=== TASK OBJECTIVE ===
Check each line of the records below for the word "Welfare" and copy those where it appears.

++++ LISTING

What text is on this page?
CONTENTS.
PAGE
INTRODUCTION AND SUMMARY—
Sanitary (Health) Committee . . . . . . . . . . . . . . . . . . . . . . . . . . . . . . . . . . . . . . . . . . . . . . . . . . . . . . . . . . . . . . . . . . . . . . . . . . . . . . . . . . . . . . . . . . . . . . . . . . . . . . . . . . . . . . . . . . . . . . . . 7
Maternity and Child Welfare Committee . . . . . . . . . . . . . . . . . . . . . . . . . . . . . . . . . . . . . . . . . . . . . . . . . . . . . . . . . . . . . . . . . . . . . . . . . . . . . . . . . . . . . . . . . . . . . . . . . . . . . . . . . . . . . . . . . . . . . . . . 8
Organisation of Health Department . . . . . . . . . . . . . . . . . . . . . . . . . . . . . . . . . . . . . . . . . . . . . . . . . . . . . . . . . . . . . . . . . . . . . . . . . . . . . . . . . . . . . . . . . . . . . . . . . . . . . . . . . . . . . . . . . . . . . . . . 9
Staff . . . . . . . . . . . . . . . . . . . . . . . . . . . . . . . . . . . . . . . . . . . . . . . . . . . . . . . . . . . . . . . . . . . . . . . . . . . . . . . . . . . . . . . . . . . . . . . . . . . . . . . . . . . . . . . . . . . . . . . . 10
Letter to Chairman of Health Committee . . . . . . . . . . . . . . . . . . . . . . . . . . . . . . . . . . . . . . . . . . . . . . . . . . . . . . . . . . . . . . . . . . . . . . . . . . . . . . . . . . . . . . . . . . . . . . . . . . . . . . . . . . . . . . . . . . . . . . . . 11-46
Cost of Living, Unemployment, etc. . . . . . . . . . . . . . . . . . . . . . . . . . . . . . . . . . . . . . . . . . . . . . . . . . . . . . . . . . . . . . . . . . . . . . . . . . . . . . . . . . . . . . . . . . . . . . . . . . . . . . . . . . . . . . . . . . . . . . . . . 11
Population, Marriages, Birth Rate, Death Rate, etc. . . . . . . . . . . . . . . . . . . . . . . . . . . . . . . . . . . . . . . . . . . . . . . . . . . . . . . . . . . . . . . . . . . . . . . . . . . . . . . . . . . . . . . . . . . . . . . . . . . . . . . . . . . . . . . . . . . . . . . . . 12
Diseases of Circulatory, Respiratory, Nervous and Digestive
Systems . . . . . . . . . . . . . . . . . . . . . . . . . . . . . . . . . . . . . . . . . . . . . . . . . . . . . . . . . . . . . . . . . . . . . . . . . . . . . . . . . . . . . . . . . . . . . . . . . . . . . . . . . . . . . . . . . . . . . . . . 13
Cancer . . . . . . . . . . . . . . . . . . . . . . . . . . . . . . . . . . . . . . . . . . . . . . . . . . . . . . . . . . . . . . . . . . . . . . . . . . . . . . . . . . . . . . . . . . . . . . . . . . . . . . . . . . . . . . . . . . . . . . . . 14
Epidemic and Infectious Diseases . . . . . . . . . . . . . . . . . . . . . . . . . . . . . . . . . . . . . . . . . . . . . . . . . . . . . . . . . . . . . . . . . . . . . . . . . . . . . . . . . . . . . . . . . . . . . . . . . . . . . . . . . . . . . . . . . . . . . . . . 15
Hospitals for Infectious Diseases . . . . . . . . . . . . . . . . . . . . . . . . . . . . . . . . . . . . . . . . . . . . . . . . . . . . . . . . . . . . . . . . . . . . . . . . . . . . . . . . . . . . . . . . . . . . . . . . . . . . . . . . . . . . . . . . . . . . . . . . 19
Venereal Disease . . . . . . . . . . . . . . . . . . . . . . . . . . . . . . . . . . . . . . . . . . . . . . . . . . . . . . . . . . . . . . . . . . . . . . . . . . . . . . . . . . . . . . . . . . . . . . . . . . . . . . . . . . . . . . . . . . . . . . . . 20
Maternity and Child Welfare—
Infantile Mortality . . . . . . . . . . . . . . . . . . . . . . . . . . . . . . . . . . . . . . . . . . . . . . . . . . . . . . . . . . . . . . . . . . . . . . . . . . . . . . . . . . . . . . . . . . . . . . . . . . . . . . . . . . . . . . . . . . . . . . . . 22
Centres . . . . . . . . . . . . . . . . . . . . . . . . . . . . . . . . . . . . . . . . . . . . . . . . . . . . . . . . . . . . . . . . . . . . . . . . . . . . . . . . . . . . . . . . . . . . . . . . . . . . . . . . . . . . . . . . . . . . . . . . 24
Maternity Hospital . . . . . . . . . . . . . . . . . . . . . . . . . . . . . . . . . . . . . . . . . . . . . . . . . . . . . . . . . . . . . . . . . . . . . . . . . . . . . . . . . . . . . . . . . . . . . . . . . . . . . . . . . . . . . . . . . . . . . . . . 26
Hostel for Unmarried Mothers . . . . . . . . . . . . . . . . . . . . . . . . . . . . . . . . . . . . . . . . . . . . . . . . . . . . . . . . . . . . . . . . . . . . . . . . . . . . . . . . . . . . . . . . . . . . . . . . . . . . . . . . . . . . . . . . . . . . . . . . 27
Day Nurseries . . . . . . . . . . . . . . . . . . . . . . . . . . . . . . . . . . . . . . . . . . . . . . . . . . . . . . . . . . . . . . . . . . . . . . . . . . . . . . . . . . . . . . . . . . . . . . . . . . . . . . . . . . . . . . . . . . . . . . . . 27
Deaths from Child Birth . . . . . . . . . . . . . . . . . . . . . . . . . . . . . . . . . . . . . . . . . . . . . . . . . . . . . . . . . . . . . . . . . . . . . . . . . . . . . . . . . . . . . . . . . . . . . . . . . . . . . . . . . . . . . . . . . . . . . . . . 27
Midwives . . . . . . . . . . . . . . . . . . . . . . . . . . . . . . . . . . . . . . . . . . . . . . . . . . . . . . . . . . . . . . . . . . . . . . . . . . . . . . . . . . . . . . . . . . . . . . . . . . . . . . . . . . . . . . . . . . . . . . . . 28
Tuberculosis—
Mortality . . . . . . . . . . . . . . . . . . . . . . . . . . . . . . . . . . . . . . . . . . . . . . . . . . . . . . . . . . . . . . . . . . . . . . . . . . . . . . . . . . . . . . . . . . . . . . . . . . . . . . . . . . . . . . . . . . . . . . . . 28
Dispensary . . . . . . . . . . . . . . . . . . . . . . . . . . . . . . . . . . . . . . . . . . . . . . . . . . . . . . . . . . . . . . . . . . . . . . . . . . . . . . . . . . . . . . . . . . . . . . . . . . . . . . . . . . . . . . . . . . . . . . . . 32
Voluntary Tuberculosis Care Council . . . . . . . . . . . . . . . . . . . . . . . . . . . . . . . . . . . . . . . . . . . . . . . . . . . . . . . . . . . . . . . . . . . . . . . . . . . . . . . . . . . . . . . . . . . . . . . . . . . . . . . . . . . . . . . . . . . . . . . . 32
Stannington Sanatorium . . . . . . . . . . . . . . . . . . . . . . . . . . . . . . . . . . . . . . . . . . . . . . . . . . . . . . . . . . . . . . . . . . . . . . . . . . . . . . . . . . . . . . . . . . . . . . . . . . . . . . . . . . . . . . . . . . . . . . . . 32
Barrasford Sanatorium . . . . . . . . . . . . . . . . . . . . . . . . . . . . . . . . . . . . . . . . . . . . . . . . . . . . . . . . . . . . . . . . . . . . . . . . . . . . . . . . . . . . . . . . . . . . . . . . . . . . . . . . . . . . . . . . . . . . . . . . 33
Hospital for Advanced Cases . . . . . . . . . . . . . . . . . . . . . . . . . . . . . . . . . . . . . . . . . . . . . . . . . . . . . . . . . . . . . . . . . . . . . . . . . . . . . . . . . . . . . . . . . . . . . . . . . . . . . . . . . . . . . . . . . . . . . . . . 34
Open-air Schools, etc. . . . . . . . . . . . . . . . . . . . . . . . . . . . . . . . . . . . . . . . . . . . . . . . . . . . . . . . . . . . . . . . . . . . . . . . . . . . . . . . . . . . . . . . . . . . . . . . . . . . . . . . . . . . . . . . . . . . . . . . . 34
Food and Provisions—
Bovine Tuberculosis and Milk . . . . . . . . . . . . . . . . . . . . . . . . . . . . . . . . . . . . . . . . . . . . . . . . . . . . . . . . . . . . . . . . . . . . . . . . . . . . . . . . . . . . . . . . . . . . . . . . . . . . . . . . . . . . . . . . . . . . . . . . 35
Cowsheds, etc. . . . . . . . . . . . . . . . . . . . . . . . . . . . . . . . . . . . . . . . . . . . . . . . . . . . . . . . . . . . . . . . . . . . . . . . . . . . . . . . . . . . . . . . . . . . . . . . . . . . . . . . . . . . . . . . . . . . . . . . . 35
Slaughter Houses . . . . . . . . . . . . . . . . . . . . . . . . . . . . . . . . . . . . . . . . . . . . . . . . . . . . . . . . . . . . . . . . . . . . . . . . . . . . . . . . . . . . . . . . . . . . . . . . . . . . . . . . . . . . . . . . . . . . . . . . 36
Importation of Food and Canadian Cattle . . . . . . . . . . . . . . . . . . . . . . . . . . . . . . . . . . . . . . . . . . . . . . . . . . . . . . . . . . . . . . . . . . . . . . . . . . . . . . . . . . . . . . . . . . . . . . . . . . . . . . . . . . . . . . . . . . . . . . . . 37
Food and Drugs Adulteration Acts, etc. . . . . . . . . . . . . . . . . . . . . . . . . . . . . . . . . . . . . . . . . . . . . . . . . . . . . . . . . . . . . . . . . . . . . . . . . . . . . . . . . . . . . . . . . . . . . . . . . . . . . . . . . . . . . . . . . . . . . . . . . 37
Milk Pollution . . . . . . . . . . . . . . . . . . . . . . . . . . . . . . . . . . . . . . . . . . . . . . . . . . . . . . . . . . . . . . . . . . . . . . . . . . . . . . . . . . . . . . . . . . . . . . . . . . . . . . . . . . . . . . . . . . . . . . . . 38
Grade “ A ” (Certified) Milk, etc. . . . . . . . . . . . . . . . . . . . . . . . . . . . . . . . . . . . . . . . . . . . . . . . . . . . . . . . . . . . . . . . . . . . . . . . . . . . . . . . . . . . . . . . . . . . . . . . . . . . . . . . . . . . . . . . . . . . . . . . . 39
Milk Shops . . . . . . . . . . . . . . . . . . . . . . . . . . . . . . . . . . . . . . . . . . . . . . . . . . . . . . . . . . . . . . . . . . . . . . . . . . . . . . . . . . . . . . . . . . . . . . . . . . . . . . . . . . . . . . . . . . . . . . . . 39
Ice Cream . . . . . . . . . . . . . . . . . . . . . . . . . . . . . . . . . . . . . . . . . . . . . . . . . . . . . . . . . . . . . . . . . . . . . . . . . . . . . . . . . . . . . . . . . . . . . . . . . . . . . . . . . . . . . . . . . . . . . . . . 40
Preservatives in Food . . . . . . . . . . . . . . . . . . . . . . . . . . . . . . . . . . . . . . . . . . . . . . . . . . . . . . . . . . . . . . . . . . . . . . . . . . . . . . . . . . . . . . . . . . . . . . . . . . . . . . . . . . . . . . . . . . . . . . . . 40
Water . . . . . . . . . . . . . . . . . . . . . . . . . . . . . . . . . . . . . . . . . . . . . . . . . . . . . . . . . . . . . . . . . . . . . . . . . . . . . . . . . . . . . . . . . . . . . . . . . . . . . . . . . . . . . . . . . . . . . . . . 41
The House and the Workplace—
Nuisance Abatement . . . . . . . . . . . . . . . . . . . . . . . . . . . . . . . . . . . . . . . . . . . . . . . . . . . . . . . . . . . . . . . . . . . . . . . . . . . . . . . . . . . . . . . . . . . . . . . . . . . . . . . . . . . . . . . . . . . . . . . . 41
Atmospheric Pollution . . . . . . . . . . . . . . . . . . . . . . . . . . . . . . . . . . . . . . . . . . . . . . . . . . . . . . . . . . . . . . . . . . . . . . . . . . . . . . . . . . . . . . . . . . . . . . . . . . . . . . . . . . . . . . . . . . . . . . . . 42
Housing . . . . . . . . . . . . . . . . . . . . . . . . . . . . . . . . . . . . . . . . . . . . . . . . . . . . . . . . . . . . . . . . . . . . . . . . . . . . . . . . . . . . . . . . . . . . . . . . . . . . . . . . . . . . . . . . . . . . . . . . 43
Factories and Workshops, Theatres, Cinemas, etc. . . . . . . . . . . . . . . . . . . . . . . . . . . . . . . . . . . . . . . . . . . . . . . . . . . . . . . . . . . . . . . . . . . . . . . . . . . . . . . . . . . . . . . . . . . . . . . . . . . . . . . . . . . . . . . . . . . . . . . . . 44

++++++++

=== WRITTEN SOLUTION ===
Maternity and Child Welfare Committee . . . . . . . . . . . . . . . . . . . . . . . . . . . . . . . . . . . . . . . . . . . . . . . . . . . . . . . . . . . . . . . . . . . . . . . . . . . . . . . . . . . . . . . . . . . . . . . . . . . . . . . . . . . . . . . . . . . . . . . . 8
Maternity and Child Welfare—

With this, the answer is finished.